● **Textauszug**
Jeder Teilnehmende sollte sich vor Verlassen des Dojo vergewissern, das das Dojo so hinterlassen wird, wie man es vorgefunden hat (Wandbild, Türen und Fenster, übriggebliebene Garderobenschlüssel oder Hakama, benutze Waffen, etc.).

Trainingsfrequenz

Wie bei jeder anderen Lerntätigkeit, spielt eine gewisse Kontinuität eine größere Rolle als möglicherweise vorhandene Begabungen. Ein Lehrer ist sich voll bewusst, dass jeder Teilnehmende ein ‚Privatleben neben dem Aikido‘ hat. Familie, Beruf und andere Verpflichtungen fordern ihr Zeitattribut. Für die meisten Schüler/innen ist Aikido ein schönes, erfüllendes Hobby, aber nicht Lebensinhalt wie für den einen oder anderen vollberuflichen Trainer. Andererseits bedingen gesundheitliche und technische Fortschritte, ohne die eine Kontinuität im Aikido Training weniger motivierend ist, eine gewisse Trainingsfrequenz. Hier zeigt sich der Erfahrungswert von 50 bis 100 Trainingseinheiten pro Jahr. Weniger als 50 garantieren keinen Fortschritt, mehr als 100 sind unrealistisch. Das sind etwa 2 Trainingseinheiten pro Woche, wenn man Abwesenheiten durch Urlaub, Krankheit und andere unaufschiebbare Verpflichtungen mit einbezieht.

● **Bereitgestellte Angaben**
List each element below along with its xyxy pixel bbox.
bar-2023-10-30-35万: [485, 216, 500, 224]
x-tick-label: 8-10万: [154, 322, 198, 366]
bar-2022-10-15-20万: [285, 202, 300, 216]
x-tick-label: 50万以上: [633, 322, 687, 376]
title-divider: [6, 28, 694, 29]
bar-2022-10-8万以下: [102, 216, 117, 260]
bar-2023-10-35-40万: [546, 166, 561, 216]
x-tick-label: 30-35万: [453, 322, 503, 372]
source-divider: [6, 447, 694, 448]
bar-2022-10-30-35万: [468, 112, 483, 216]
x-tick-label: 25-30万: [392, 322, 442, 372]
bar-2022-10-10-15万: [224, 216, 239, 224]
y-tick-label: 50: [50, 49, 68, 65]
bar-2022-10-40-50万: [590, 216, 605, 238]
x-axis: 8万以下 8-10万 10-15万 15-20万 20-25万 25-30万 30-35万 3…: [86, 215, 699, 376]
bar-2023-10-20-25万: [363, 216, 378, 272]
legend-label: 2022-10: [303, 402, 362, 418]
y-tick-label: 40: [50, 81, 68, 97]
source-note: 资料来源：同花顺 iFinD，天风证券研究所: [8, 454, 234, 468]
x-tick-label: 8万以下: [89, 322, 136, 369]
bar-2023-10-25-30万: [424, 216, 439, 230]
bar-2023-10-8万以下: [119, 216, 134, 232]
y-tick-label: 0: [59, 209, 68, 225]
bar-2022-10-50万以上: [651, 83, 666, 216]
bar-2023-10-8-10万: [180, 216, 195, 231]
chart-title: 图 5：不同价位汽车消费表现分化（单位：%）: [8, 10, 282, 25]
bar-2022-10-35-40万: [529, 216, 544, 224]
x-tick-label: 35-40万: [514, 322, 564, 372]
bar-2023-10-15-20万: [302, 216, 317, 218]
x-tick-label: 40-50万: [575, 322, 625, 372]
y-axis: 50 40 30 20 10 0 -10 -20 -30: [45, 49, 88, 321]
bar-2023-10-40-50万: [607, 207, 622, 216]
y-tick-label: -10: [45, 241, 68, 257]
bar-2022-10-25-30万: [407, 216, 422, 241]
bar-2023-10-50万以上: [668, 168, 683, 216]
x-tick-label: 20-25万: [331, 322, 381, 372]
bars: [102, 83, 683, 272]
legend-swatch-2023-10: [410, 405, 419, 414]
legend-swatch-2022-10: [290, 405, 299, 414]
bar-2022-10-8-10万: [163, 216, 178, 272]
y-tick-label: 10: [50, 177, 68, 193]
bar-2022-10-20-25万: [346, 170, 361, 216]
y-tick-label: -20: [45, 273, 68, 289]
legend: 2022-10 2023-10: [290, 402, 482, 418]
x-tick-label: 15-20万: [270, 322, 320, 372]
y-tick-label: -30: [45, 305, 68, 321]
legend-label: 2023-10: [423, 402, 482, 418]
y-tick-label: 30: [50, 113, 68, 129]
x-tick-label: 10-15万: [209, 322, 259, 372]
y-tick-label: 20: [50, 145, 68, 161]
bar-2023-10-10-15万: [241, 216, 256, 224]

● **Übungsfragen**
**A)** Welcher Erfahrungswert für die Zahl der Trainingseinheiten pro Jahr wird im Textauszug über das Aikido-Training genannt?
**B)** Führen Sie den Textauszug über das Aikido-Training ab seinem letzten Satz weiter.

● **Lösungen**
**A)** 50 bis 100 Trainingseinheiten pro Jahr.

**B)**
Jeder Lehrer ist über Teilnehmende begeistert, dir mehrmals pro Woche auf der Matte sind, aber es stellt sich doch die Frage, ob nicht gelegentliche kleinere Trainingspausen dem Fortschritt dienlicher sind, zumal die wenigstens höhere Teilnahmefrequenzen über eine längere Zeit aufrechterhalten können.

Außerdem reden wir hier nicht nur von technischem Fortschritt auf der Matte, sondern von einer allgemeinen Weiterentwicklung, die auch die nachdenkliche Beschäftigung mit den Aikido Prinzipien außerhalb des Dojo beinhaltet. Das kann ein Dojo unabhängiges gedankliches Arbeiten an den Techniken und Prinzipien oder auch nur weiterführendes Gespräche mit Gleichgesinnten beinhalten.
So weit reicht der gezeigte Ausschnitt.